TEXT BLOCK
Plagiarism is the sincerest form of flattery
My goal, since doing my first Trek-related web page back in 1995, has been to try to offer something that isn't already being done by a dozen other people. (And to focus on content, not style, which should be really obvious to anyone looking at the site.) And even back in 1995 there were sites listing the Pocket Star Trek novels. So my first page was just a book review of Mission to Horatius, which at the time was all but forgotten. (Pocket reprinted it in 1999.) The next stage was something I called Star Trek: The Forgotten Books, which was going to cover the stuff not covered on Pocket's website. Not just stuff from other publishers, but also the early Pocket Trek books that have disappeared from Pocket's institutional memory, like William Rotsler's short story collections.
As I was working on that stuff, I was also using the Internet and other online information sources to find books I'd missed. Books in Print, Amazon, the Library of Congress, whatever might be useful. I kept a Word document with cut and pasted info on a number of books I didn't have, including scheduled or announced but not yet published books. As time went by I was surprised to realize how many of those books never appeared. That, of course, led to the next two sections of the website, and possibly the most popular: the God Thing page and the Lost Books page.
The Forgotten Books became the Complete Starfleet Library, and I've tried to keep that uniquely helpful by including as many rare and unauthorized books as I can track down, without crossing the line into fanzine material. That way lies madness.

GIVEN DATA
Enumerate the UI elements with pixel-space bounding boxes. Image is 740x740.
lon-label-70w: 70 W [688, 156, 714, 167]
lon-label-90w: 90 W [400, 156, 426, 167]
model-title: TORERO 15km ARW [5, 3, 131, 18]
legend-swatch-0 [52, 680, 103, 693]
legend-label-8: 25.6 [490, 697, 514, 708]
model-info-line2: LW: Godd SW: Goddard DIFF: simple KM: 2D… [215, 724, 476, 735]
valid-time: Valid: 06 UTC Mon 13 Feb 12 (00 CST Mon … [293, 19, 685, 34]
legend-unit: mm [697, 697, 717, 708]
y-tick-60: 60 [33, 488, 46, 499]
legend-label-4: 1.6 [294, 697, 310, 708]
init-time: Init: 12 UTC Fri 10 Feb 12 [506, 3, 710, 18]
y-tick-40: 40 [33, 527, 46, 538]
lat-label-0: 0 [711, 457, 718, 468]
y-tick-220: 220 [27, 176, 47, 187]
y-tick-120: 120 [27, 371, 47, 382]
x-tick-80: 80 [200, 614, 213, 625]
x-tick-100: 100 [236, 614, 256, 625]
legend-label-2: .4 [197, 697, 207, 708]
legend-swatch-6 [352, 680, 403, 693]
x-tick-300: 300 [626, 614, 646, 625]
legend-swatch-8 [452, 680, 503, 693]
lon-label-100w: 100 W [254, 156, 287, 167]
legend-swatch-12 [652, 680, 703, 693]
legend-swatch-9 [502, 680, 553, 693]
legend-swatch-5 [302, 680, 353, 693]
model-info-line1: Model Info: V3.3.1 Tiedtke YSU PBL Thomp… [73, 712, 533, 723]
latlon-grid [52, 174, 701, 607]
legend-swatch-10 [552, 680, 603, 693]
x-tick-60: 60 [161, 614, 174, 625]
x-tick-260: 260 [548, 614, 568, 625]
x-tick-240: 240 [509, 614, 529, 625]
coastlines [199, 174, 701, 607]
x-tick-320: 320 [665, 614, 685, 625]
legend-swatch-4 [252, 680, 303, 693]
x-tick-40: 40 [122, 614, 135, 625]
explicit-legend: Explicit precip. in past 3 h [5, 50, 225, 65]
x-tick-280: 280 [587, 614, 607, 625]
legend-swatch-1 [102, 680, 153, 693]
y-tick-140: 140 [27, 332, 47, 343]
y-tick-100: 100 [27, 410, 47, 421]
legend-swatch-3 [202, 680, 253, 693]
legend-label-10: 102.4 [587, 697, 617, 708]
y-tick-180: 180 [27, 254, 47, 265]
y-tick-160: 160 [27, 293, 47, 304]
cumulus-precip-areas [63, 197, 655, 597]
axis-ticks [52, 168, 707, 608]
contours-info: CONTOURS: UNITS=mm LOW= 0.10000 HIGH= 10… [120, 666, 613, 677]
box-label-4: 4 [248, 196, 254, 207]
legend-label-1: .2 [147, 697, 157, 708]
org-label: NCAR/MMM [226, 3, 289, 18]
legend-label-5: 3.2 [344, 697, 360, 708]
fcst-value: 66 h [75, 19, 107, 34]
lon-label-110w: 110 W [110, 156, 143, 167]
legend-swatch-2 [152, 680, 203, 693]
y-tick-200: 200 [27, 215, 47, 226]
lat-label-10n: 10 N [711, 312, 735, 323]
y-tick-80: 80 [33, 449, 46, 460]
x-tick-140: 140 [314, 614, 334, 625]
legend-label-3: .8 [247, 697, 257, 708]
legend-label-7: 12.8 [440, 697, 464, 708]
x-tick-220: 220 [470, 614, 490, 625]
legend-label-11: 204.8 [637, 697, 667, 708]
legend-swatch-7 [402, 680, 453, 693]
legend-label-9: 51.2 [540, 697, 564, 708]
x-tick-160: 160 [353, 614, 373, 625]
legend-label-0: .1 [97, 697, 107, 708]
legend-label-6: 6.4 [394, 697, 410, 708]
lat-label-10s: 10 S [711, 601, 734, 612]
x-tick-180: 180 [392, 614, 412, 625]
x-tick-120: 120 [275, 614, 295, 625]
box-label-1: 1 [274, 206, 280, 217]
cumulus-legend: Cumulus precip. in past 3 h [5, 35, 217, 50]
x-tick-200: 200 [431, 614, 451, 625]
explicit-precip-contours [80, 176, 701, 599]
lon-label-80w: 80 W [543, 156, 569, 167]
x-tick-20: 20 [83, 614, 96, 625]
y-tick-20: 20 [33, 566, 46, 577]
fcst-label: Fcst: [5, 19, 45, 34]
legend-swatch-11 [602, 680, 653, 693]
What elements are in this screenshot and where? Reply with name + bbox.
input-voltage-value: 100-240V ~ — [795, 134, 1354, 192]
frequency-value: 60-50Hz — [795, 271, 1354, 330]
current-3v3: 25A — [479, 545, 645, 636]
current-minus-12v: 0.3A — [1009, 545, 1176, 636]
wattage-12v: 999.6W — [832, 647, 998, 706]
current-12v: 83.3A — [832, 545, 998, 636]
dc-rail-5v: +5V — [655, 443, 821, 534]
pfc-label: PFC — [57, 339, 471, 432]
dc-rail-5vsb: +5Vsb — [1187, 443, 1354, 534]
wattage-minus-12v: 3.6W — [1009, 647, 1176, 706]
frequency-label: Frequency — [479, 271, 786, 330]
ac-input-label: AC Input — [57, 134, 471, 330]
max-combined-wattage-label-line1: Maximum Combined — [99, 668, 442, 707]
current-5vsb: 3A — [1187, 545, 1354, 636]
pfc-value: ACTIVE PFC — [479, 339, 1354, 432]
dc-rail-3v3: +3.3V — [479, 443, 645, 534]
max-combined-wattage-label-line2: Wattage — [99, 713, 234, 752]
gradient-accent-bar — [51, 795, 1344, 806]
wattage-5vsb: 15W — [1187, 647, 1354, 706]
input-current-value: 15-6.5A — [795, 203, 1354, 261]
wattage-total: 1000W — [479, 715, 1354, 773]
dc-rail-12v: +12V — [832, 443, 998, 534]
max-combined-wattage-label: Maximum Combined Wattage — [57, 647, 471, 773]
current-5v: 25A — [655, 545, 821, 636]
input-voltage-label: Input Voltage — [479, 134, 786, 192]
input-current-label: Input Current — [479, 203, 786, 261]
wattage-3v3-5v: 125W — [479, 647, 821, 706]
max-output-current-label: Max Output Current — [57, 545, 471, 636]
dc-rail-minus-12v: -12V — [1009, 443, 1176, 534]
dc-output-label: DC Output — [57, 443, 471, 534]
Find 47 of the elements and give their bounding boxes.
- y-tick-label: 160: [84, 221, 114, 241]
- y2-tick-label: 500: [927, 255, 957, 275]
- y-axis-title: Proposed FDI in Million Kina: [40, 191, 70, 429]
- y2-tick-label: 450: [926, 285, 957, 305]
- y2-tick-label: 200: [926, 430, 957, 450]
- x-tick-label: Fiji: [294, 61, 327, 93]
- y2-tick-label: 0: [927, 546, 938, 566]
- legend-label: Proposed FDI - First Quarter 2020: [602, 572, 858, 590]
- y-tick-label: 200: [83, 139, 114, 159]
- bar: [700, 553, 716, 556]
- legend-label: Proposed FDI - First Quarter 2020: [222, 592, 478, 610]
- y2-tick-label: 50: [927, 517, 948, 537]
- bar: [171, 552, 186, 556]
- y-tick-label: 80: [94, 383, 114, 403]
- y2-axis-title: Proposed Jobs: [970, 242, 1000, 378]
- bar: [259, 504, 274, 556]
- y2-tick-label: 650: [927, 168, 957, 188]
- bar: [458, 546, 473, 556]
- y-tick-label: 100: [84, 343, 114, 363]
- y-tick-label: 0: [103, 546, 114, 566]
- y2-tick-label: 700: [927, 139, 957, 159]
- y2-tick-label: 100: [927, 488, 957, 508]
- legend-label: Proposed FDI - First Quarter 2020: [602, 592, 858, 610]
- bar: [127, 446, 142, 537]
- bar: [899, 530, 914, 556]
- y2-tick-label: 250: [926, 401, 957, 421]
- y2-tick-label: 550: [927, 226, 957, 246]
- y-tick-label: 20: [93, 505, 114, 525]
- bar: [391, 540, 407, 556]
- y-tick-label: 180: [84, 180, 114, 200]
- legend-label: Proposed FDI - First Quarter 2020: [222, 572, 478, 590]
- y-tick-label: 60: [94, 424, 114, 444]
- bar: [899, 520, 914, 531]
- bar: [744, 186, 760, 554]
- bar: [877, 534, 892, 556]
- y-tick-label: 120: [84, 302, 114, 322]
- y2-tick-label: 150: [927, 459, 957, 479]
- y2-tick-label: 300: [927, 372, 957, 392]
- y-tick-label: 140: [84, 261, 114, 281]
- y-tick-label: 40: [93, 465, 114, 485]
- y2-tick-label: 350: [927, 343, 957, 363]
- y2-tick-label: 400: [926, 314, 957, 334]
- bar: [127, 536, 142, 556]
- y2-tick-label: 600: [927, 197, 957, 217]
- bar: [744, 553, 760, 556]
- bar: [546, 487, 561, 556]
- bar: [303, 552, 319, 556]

DIRECTIONS
From the text about the Star Trek books website, extract the passage starting with "As I was working" and going on through "way lies madness.", copying it word for word.

FINAL ANSWER
As I was working on that stuff, I was also using the Internet and other online information sources to find books I'd missed. Books in Print, Amazon, the Library of Congress, whatever might be useful. I kept a Word document with cut and pasted info on a number of books I didn't have, including scheduled or announced but not yet published books. As time went by I was surprised to realize how many of those books never appeared. That, of course, led to the next two sections of the website, and possibly the most popular: the God Thing page and the Lost Books page.
The Forgotten Books became the Complete Starfleet Library, and I've tried to keep that uniquely helpful by including as many rare and unauthorized books as I can track down, without crossing the line into fanzine material. That way lies madness.